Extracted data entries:
* Begin *

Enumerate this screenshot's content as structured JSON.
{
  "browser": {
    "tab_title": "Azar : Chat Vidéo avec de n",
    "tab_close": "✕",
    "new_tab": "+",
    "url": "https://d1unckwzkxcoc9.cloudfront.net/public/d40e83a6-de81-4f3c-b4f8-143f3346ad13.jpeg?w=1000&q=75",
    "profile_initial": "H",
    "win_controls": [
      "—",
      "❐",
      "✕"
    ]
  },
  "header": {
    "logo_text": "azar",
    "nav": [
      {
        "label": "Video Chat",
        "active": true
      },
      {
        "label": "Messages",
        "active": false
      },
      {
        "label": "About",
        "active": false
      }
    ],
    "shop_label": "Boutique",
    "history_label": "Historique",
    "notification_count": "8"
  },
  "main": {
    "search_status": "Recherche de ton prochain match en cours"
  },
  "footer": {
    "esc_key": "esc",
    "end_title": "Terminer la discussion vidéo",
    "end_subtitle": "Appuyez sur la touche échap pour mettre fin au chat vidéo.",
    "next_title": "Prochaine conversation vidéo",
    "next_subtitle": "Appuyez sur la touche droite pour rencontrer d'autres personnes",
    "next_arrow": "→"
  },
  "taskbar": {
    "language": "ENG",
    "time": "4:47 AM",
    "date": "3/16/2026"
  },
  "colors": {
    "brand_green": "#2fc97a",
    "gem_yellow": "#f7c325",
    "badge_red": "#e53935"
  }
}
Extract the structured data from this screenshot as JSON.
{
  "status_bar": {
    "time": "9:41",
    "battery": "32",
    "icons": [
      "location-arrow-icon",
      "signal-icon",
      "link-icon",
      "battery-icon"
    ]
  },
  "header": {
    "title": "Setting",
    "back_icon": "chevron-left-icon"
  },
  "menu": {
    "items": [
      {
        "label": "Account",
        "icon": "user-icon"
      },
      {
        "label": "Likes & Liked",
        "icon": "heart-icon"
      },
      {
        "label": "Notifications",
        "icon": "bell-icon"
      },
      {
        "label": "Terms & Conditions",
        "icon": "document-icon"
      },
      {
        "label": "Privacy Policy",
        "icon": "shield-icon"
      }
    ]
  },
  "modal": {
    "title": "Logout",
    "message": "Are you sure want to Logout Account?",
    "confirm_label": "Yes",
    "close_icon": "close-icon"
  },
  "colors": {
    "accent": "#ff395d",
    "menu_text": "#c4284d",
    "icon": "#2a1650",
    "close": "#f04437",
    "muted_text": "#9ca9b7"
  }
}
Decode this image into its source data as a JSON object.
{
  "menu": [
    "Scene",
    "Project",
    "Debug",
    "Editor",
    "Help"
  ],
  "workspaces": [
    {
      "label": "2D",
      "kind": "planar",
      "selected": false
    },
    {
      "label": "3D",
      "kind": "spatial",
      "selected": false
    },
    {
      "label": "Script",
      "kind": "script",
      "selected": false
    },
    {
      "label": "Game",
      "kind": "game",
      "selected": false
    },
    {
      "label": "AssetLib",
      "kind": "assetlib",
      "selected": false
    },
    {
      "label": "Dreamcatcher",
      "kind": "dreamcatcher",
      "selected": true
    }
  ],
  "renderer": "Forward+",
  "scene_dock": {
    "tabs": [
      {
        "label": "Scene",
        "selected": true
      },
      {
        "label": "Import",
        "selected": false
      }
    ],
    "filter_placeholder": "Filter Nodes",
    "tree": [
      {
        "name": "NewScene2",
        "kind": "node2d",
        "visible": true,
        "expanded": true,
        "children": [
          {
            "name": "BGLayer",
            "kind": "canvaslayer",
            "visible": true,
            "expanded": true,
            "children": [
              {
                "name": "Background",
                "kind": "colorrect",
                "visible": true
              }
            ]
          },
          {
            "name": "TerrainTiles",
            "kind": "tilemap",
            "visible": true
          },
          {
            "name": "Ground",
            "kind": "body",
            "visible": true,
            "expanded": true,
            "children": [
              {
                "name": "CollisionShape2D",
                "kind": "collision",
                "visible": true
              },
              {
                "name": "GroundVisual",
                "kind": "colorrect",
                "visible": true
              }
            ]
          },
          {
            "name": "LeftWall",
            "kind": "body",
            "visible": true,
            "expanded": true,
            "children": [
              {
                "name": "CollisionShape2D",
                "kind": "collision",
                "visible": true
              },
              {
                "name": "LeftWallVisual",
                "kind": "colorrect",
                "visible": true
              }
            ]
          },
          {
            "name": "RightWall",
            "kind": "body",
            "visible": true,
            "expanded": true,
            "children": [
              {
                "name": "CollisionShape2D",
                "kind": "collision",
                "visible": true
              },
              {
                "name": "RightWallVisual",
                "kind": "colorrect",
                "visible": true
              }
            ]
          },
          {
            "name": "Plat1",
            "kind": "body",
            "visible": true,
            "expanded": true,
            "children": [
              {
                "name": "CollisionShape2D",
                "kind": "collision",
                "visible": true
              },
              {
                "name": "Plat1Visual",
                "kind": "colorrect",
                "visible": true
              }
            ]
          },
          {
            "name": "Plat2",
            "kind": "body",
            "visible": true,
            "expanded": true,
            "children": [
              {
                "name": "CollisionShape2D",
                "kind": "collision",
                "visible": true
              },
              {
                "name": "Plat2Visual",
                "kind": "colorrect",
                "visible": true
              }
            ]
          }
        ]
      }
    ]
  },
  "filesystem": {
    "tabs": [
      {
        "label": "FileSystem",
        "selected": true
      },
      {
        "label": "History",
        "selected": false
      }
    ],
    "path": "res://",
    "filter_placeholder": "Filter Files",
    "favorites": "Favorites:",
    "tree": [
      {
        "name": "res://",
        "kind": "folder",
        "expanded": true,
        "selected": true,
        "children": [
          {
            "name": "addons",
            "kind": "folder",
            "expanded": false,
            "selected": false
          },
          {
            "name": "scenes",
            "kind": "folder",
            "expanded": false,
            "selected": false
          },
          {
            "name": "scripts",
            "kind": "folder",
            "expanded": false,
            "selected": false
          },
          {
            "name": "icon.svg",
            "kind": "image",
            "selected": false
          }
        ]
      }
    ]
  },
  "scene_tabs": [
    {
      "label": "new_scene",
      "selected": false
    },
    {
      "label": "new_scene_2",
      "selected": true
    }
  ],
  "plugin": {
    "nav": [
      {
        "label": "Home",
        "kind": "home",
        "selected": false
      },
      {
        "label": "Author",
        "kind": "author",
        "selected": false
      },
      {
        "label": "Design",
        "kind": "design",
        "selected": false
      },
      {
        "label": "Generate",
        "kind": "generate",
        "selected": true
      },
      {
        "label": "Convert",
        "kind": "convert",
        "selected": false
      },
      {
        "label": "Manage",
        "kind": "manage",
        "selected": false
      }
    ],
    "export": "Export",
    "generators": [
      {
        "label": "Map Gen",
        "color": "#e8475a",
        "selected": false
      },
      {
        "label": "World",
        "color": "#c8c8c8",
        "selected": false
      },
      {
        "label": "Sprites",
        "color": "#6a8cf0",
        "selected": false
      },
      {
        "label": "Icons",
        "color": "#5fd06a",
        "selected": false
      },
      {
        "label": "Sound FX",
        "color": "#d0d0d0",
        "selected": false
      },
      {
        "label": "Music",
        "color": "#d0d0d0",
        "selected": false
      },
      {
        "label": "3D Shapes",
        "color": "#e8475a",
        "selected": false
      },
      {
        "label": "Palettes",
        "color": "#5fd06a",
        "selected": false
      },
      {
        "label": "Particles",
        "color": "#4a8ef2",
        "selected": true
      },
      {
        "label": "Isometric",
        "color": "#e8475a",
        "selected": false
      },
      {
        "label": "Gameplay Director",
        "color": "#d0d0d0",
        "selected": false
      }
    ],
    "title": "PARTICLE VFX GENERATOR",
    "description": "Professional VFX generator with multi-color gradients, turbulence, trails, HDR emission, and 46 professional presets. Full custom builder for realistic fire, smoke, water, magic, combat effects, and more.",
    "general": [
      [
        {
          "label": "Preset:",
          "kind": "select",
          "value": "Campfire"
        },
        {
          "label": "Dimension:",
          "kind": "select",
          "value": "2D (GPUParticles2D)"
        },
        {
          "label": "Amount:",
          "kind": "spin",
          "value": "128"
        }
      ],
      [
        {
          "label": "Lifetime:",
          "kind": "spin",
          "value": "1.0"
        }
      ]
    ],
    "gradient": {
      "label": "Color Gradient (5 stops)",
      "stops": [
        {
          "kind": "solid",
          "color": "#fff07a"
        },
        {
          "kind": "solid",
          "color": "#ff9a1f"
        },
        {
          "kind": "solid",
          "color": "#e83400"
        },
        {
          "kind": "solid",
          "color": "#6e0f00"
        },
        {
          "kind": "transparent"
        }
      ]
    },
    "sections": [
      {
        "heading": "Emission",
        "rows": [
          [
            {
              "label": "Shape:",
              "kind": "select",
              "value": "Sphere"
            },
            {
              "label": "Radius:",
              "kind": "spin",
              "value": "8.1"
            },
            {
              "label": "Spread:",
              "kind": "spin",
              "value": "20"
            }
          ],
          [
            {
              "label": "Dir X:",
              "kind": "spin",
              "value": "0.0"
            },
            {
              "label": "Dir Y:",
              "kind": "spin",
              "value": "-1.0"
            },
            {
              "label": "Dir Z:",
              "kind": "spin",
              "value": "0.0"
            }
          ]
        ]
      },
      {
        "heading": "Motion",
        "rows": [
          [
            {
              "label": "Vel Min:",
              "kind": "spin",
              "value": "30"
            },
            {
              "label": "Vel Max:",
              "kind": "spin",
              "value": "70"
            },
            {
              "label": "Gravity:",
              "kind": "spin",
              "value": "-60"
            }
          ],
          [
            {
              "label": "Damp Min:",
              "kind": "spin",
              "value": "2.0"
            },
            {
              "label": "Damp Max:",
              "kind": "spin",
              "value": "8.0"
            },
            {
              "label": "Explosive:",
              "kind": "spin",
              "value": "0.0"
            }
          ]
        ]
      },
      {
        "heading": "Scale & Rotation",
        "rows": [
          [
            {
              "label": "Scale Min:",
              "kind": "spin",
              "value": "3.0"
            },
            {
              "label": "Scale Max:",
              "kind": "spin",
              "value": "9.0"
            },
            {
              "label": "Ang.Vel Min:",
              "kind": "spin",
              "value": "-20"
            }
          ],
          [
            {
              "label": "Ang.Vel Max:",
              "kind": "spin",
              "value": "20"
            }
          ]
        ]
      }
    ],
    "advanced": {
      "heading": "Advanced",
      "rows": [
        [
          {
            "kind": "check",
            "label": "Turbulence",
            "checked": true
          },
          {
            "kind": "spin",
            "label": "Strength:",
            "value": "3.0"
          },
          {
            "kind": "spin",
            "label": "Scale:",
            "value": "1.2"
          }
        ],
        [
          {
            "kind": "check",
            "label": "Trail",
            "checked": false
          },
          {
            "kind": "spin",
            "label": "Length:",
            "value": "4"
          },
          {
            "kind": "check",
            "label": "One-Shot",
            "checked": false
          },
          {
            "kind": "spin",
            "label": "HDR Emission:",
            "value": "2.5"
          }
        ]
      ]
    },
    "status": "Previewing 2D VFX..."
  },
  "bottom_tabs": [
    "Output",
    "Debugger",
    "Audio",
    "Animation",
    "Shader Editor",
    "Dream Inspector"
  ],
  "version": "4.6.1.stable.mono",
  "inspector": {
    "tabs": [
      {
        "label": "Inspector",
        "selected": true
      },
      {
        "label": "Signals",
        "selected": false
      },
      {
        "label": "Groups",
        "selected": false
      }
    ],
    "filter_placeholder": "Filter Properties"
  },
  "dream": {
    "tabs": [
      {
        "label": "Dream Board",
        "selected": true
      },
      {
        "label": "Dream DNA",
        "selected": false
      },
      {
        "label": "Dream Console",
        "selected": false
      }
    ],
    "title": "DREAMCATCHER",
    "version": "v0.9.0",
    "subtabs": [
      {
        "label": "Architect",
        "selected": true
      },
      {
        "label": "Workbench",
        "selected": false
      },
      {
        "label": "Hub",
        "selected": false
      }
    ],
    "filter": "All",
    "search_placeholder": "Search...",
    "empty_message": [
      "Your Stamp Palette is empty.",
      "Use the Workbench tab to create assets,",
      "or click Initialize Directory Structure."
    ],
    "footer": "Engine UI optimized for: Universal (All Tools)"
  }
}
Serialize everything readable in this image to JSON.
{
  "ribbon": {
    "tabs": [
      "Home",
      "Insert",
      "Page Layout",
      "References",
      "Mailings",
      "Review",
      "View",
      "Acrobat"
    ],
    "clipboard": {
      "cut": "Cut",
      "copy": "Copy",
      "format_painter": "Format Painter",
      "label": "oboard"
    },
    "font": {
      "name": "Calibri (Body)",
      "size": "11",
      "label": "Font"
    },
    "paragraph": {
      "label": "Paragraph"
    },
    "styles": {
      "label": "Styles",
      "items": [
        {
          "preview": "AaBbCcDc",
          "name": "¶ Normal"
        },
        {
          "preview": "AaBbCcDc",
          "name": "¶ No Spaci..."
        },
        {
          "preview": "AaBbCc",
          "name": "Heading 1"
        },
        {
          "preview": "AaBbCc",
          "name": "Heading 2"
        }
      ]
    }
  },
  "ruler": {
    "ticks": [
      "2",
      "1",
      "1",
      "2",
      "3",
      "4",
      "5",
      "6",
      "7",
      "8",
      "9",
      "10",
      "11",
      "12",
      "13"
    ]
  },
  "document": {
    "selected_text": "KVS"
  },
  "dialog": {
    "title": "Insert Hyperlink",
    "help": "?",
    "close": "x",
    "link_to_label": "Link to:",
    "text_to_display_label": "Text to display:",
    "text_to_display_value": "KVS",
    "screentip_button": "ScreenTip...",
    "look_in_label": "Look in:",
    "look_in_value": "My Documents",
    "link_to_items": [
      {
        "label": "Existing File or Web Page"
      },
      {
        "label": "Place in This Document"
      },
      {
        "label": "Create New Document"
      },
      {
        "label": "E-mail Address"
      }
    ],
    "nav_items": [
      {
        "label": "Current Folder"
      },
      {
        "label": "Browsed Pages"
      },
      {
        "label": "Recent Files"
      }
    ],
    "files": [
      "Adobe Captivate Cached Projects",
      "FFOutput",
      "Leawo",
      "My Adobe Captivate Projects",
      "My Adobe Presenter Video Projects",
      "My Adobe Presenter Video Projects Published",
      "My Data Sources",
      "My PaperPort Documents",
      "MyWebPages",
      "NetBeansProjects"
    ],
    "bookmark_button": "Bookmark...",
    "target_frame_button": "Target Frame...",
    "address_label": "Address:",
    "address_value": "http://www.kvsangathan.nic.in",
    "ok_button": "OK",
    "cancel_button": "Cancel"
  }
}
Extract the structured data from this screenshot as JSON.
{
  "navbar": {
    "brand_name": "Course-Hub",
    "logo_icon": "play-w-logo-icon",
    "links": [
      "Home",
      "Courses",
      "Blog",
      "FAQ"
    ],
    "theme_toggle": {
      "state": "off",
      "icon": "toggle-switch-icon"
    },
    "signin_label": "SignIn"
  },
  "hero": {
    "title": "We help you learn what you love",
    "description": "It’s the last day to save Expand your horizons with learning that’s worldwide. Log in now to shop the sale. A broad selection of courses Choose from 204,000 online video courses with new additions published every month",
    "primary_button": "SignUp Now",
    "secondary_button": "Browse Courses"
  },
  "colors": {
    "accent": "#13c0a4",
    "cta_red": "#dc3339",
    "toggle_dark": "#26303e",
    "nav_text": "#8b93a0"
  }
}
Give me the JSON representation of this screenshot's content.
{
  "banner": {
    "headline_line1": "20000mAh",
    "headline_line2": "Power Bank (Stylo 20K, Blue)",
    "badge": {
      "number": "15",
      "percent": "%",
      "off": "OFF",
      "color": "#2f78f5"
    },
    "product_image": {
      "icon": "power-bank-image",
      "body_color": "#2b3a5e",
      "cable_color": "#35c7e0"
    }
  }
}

* End *

§ Request
Return the lines from the line containing "Give me the" to the end of the entries above, exactly as they appear and with no other output.

§ Finished task
Give me the JSON representation of this screenshot's content.
{
  "banner": {
    "headline_line1": "20000mAh",
    "headline_line2": "Power Bank (Stylo 20K, Blue)",
    "badge": {
      "number": "15",
      "percent": "%",
      "off": "OFF",
      "color": "#2f78f5"
    },
    "product_image": {
      "icon": "power-bank-image",
      "body_color": "#2b3a5e",
      "cable_color": "#35c7e0"
    }
  }
}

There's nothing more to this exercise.